## Task statement
Restate the full listing word for word and leave the pictures out.

## Dataset items
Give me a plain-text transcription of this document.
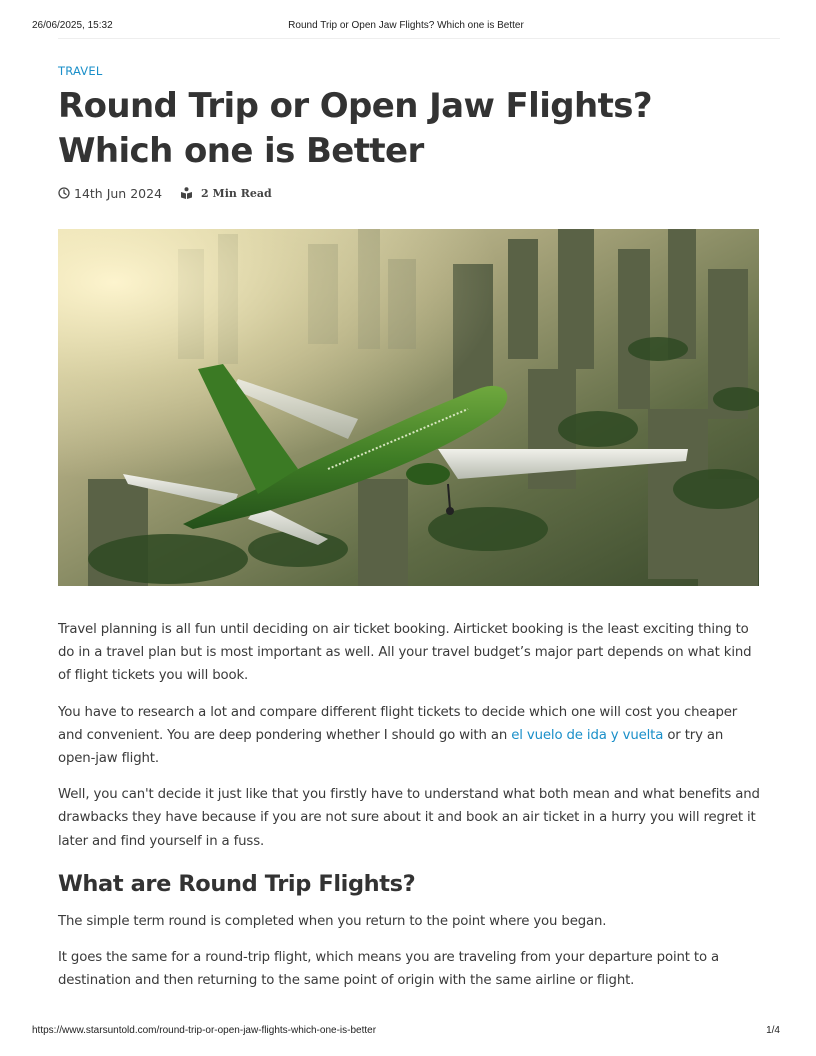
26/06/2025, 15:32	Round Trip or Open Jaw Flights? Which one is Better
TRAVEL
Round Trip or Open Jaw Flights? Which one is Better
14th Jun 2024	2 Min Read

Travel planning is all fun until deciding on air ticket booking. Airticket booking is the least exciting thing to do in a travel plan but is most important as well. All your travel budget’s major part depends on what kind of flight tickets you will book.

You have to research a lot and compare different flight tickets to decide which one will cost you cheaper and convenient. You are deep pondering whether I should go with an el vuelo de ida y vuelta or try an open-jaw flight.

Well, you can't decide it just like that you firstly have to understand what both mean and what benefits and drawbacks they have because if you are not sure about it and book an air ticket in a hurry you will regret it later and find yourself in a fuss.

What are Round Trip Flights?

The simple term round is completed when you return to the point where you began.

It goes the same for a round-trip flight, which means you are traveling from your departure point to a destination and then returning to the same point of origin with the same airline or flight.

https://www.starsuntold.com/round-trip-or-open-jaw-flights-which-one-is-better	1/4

## Task answer
Give me a plain-text transcription of this document.
26/06/2025, 15:32	Round Trip or Open Jaw Flights? Which one is Better
TRAVEL
Round Trip or Open Jaw Flights? Which one is Better
14th Jun 2024	2 Min Read

Travel planning is all fun until deciding on air ticket booking. Airticket booking is the least exciting thing to do in a travel plan but is most important as well. All your travel budget’s major part depends on what kind of flight tickets you will book.

You have to research a lot and compare different flight tickets to decide which one will cost you cheaper and convenient. You are deep pondering whether I should go with an el vuelo de ida y vuelta or try an open-jaw flight.

Well, you can't decide it just like that you firstly have to understand what both mean and what benefits and drawbacks they have because if you are not sure about it and book an air ticket in a hurry you will regret it later and find yourself in a fuss.

What are Round Trip Flights?

The simple term round is completed when you return to the point where you began.

It goes the same for a round-trip flight, which means you are traveling from your departure point to a destination and then returning to the same point of origin with the same airline or flight.

https://www.starsuntold.com/round-trip-or-open-jaw-flights-which-one-is-better	1/4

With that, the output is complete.